ページの抜粋:
考え方の違いで子育てノイローゼになった夫婦のリアルな物語。見る者をネガティブで、悲観的な気持ちにさせる暗い話です。44点(100点満点)
ハングリー・ハーツのあらすじ
運命に導かれてニューヨークで恋に落ちたジュード(アダム・ドライヴァー)とミナ(アルバ・ロルヴァケル)は結婚し、男の子が生まれる。だが、ミナは息子の育て方についての方針に異常なこだわりを見せ、次第に神経をすり減らしていく。やがて彼女は、息子が食べるものや接するものに敵対心と怖れを抱くようになり……。
シネマトゥデイより
読者のアズマユキヒロさんのリクエストです。ありがとうございます。
ハングリー・ハーツの感想
サヴェリオ・コスタンツォ監督による、ニューヨークを舞台にしたイタリア製作の夫婦ドラマ。愛し合っていた男女が子育てを巡って真っ向からぶつかり合い、やがて修復不能になっていく悲劇の物語です。
中華料理屋のトイレの中に閉じ込められるという運命的な出会いを果たしたジュードとミナ。一度はミナの転勤で離れ離れになりそうになったものの、子供ができたことがきっかけで結婚することになり、二人は幸せな家庭を築いていくはずでした。

やること:
上の文章の内容を2文でまとめてください。

[抽出した記録]
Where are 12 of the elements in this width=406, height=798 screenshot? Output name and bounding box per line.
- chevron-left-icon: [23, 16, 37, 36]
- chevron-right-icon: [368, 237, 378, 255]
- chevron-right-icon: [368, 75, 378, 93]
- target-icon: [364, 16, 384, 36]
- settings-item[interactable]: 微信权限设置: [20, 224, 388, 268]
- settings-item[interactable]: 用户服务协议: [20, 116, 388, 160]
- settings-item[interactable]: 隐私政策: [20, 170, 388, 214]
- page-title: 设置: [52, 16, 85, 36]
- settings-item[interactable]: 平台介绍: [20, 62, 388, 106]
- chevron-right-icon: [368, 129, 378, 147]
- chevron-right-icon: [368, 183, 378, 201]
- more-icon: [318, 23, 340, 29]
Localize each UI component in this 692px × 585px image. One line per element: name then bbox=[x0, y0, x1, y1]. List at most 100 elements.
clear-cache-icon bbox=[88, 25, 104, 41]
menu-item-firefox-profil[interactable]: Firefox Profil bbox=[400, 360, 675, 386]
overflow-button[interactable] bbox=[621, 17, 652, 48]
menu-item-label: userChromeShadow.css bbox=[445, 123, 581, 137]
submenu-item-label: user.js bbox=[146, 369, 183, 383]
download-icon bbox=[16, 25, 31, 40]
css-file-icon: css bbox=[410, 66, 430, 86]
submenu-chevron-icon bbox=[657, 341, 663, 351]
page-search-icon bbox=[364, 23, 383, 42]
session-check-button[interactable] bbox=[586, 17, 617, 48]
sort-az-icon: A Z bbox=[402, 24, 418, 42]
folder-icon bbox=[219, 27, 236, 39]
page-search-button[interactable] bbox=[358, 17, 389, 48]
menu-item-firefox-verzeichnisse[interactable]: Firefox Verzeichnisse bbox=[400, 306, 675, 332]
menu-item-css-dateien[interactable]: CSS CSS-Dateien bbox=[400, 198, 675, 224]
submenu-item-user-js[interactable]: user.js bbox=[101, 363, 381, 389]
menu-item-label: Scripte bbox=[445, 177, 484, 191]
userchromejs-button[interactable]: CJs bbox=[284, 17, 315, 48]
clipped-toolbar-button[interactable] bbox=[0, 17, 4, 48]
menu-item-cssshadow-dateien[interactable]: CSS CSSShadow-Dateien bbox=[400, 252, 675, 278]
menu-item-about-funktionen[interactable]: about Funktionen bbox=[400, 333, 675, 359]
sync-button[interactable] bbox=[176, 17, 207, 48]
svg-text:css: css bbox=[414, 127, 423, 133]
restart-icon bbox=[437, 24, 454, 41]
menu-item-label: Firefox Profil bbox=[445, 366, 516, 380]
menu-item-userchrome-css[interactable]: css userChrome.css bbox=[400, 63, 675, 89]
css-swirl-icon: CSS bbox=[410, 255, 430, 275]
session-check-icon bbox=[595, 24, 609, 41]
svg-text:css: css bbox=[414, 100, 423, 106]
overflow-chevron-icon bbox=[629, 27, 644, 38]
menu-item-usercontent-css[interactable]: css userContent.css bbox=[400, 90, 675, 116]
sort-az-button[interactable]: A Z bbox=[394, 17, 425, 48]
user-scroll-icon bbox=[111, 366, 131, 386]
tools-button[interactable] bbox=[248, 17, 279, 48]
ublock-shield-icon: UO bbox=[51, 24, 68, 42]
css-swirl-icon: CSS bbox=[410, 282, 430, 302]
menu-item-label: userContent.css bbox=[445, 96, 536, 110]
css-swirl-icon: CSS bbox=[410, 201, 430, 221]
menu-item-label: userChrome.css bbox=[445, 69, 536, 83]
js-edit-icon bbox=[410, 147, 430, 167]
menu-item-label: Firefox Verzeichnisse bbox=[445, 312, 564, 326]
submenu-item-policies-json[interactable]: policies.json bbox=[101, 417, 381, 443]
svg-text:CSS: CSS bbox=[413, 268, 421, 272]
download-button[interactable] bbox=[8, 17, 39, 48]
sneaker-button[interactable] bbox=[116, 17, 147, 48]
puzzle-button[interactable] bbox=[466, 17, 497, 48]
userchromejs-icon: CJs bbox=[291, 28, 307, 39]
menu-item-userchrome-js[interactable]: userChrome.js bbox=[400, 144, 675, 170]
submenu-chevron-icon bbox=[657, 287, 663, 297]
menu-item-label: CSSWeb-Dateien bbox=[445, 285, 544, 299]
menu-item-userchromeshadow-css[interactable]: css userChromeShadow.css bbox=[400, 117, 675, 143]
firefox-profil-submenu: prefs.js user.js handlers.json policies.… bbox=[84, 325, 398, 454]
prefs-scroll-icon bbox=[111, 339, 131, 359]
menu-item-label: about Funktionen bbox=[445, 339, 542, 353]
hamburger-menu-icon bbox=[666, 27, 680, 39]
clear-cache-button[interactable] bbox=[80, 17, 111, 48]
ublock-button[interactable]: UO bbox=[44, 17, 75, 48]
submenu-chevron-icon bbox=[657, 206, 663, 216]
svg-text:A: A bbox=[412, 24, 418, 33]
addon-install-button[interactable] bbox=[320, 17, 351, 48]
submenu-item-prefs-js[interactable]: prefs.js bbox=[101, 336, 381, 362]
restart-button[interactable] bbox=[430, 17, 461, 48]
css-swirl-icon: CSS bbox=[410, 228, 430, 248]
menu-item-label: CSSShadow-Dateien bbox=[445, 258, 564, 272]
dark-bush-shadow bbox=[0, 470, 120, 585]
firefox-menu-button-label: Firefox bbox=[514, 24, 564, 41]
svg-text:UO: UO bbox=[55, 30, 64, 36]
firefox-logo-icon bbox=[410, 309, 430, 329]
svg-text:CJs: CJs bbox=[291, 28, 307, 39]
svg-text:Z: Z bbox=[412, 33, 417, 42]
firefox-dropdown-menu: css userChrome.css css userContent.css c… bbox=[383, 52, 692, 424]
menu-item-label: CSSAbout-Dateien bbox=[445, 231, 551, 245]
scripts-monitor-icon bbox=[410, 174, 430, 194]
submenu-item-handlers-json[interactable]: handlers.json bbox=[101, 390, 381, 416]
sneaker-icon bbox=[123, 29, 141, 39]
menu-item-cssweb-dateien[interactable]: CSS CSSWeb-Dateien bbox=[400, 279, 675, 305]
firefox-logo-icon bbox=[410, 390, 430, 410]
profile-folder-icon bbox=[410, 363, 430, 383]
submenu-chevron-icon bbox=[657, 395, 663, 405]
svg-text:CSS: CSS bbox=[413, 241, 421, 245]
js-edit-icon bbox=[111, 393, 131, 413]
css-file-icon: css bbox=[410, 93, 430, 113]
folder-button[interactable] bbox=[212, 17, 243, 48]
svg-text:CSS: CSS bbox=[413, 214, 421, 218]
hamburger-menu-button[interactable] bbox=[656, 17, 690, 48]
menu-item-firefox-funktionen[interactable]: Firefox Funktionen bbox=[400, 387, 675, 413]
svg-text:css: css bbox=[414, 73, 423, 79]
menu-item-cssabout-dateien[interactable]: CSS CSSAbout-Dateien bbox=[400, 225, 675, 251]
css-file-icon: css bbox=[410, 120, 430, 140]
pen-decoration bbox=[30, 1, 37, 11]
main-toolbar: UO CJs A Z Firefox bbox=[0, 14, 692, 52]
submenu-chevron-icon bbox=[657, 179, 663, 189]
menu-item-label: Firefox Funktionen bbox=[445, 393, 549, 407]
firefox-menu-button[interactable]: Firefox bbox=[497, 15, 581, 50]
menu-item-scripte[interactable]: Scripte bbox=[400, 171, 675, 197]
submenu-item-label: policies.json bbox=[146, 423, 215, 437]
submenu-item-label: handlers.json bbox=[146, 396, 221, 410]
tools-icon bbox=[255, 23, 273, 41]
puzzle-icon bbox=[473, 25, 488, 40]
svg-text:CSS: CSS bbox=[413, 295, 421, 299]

答え:
『ハングリー・ハーツ』は、ニューヨークで恋に落ちて結婚したジュードとミナが子育てを巡ってぶつかり合い、やがて修復不能になっていく夫婦ドラマです。息子が生まれた後、ミナは育て方に異常なこだわりを見せて神経をすり減らしていき、文章ではこの作品を見る者を悲観的な気持ちにさせる暗い話として100点満点中44点をつけています。